### Your task
Scan the entries below. List each line with "Password".

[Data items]

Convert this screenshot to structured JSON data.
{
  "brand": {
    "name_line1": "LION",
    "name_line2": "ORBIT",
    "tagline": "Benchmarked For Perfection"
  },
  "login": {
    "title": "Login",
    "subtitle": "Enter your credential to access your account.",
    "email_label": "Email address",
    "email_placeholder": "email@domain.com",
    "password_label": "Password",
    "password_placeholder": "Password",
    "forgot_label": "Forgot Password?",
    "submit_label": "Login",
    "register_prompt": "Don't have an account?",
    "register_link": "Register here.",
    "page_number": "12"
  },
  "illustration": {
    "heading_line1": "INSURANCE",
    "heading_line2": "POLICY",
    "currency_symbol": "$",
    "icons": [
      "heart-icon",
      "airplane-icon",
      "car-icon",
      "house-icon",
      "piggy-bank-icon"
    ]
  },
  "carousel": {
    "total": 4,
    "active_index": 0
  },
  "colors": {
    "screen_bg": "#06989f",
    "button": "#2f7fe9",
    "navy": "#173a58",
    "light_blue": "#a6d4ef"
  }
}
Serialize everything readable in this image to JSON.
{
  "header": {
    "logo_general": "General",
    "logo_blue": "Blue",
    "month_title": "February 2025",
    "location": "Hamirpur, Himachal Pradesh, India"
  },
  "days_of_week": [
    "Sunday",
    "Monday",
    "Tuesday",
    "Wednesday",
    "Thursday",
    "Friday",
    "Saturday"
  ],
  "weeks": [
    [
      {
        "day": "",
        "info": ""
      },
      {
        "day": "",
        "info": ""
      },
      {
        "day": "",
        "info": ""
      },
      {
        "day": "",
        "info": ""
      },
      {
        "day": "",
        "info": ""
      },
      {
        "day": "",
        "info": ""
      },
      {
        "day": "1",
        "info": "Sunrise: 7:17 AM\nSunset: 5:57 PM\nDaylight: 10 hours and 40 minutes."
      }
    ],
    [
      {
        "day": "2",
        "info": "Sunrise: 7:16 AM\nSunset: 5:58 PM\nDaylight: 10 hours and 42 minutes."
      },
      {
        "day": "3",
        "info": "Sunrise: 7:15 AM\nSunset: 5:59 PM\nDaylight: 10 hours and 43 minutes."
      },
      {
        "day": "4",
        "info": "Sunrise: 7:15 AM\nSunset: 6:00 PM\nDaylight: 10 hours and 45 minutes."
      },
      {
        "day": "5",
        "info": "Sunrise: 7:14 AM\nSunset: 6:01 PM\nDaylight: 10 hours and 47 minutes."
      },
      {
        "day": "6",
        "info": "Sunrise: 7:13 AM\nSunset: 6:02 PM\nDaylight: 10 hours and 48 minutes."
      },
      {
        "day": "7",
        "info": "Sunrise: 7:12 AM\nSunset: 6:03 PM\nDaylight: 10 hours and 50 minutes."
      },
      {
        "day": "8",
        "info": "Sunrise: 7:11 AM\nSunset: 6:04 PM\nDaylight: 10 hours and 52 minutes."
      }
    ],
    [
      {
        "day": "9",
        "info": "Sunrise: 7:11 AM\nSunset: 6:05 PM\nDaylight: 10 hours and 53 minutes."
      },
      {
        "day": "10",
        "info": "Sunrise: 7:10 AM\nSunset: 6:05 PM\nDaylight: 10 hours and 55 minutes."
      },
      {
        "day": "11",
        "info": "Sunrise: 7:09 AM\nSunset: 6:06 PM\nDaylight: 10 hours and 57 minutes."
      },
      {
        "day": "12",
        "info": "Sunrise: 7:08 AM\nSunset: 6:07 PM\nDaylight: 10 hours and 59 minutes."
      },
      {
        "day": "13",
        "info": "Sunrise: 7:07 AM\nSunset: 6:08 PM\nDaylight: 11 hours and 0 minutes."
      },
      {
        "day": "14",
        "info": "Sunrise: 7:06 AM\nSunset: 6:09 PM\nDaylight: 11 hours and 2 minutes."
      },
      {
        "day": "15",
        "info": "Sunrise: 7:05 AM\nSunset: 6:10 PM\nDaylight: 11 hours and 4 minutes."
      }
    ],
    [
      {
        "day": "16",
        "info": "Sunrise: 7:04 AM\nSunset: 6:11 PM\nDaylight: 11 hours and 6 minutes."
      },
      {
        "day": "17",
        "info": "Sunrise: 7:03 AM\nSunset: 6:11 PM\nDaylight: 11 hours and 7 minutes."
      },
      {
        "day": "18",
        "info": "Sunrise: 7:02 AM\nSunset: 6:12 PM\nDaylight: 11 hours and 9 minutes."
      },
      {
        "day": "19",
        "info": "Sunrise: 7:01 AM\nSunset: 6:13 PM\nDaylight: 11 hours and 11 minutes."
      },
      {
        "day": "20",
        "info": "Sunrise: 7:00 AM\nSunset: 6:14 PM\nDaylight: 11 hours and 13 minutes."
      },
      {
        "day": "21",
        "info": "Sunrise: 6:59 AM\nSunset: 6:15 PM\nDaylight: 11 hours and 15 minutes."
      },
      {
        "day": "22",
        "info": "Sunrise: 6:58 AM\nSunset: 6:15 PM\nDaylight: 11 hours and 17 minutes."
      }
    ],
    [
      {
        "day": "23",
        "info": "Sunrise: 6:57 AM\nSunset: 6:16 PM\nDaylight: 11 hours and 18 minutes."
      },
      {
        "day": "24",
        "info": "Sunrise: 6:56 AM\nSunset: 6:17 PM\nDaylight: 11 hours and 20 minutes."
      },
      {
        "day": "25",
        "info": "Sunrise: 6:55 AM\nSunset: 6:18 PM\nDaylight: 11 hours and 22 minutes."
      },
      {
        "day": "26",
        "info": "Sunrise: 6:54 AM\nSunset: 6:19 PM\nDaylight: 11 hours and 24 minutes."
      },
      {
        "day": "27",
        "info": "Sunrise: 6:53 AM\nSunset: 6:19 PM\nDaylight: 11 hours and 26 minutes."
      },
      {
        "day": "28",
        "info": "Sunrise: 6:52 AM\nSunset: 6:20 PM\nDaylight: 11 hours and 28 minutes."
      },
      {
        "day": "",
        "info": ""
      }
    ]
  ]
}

### Finished exercise
    "password_label": "Password",
    "password_placeholder": "Password",
    "forgot_label": "Forgot Password?",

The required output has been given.